### [TASK REQUIREMENTS]
Nothing may be dropped or altered: reproduce all the data.

☆ ☆ ☆ ☆ ☆

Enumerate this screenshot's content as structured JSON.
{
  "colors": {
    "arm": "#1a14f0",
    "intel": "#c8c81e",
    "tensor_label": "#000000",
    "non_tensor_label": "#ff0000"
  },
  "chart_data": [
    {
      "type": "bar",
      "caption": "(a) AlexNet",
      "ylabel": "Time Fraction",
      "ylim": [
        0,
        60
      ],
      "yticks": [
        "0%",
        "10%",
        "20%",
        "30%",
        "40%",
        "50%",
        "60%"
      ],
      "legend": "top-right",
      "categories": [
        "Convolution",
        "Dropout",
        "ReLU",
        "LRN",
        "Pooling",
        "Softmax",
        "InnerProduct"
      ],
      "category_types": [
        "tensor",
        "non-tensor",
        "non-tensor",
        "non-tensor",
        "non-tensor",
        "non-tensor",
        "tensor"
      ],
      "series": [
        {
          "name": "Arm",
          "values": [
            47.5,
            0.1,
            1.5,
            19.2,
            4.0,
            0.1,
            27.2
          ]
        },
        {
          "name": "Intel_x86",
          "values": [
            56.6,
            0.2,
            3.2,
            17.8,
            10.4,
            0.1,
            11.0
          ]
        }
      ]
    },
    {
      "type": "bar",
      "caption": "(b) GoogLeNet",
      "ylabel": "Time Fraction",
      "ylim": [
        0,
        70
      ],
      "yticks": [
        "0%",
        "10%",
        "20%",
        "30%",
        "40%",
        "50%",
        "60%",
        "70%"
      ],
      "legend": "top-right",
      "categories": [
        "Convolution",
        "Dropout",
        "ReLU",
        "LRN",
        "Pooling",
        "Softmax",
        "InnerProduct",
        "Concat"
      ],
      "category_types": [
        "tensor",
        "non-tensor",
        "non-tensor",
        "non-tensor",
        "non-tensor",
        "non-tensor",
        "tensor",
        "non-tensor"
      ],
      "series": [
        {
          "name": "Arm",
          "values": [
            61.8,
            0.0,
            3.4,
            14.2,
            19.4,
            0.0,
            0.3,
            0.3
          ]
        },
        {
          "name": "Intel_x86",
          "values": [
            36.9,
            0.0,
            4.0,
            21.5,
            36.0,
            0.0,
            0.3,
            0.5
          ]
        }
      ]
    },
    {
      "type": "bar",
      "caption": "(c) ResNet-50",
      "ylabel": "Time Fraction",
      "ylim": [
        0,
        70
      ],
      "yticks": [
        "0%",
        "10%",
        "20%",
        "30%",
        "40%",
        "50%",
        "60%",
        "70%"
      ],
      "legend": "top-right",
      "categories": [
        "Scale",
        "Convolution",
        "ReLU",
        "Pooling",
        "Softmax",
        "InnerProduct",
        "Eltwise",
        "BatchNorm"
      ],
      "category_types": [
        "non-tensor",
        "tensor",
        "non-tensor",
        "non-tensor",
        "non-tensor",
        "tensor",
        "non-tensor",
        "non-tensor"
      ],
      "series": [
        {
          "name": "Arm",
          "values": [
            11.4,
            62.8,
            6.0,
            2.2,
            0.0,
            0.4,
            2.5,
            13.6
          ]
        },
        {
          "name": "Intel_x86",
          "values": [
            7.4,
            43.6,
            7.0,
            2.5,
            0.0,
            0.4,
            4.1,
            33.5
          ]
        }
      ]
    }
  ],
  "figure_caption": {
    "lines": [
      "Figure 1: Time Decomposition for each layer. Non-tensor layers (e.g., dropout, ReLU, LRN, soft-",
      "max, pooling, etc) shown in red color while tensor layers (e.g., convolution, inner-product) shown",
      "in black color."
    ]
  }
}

☆ ☆ ☆ ☆ ☆

### [COMPLETED TASK]
Enumerate this screenshot's content as structured JSON.
{
  "colors": {
    "arm": "#1a14f0",
    "intel": "#c8c81e",
    "tensor_label": "#000000",
    "non_tensor_label": "#ff0000"
  },
  "chart_data": [
    {
      "type": "bar",
      "caption": "(a) AlexNet",
      "ylabel": "Time Fraction",
      "ylim": [
        0,
        60
      ],
      "yticks": [
        "0%",
        "10%",
        "20%",
        "30%",
        "40%",
        "50%",
        "60%"
      ],
      "legend": "top-right",
      "categories": [
        "Convolution",
        "Dropout",
        "ReLU",
        "LRN",
        "Pooling",
        "Softmax",
        "InnerProduct"
      ],
      "category_types": [
        "tensor",
        "non-tensor",
        "non-tensor",
        "non-tensor",
        "non-tensor",
        "non-tensor",
        "tensor"
      ],
      "series": [
        {
          "name": "Arm",
          "values": [
            47.5,
            0.1,
            1.5,
            19.2,
            4.0,
            0.1,
            27.2
          ]
        },
        {
          "name": "Intel_x86",
          "values": [
            56.6,
            0.2,
            3.2,
            17.8,
            10.4,
            0.1,
            11.0
          ]
        }
      ]
    },
    {
      "type": "bar",
      "caption": "(b) GoogLeNet",
      "ylabel": "Time Fraction",
      "ylim": [
        0,
        70
      ],
      "yticks": [
        "0%",
        "10%",
        "20%",
        "30%",
        "40%",
        "50%",
        "60%",
        "70%"
      ],
      "legend": "top-right",
      "categories": [
        "Convolution",
        "Dropout",
        "ReLU",
        "LRN",
        "Pooling",
        "Softmax",
        "InnerProduct",
        "Concat"
      ],
      "category_types": [
        "tensor",
        "non-tensor",
        "non-tensor",
        "non-tensor",
        "non-tensor",
        "non-tensor",
        "tensor",
        "non-tensor"
      ],
      "series": [
        {
          "name": "Arm",
          "values": [
            61.8,
            0.0,
            3.4,
            14.2,
            19.4,
            0.0,
            0.3,
            0.3
          ]
        },
        {
          "name": "Intel_x86",
          "values": [
            36.9,
            0.0,
            4.0,
            21.5,
            36.0,
            0.0,
            0.3,
            0.5
          ]
        }
      ]
    },
    {
      "type": "bar",
      "caption": "(c) ResNet-50",
      "ylabel": "Time Fraction",
      "ylim": [
        0,
        70
      ],
      "yticks": [
        "0%",
        "10%",
        "20%",
        "30%",
        "40%",
        "50%",
        "60%",
        "70%"
      ],
      "legend": "top-right",
      "categories": [
        "Scale",
        "Convolution",
        "ReLU",
        "Pooling",
        "Softmax",
        "InnerProduct",
        "Eltwise",
        "BatchNorm"
      ],
      "category_types": [
        "non-tensor",
        "tensor",
        "non-tensor",
        "non-tensor",
        "non-tensor",
        "tensor",
        "non-tensor",
        "non-tensor"
      ],
      "series": [
        {
          "name": "Arm",
          "values": [
            11.4,
            62.8,
            6.0,
            2.2,
            0.0,
            0.4,
            2.5,
            13.6
          ]
        },
        {
          "name": "Intel_x86",
          "values": [
            7.4,
            43.6,
            7.0,
            2.5,
            0.0,
            0.4,
            4.1,
            33.5
          ]
        }
      ]
    }
  ],
  "figure_caption": {
    "lines": [
      "Figure 1: Time Decomposition for each layer. Non-tensor layers (e.g., dropout, ReLU, LRN, soft-",
      "max, pooling, etc) shown in red color while tensor layers (e.g., convolution, inner-product) shown",
      "in black color."
    ]
  }
}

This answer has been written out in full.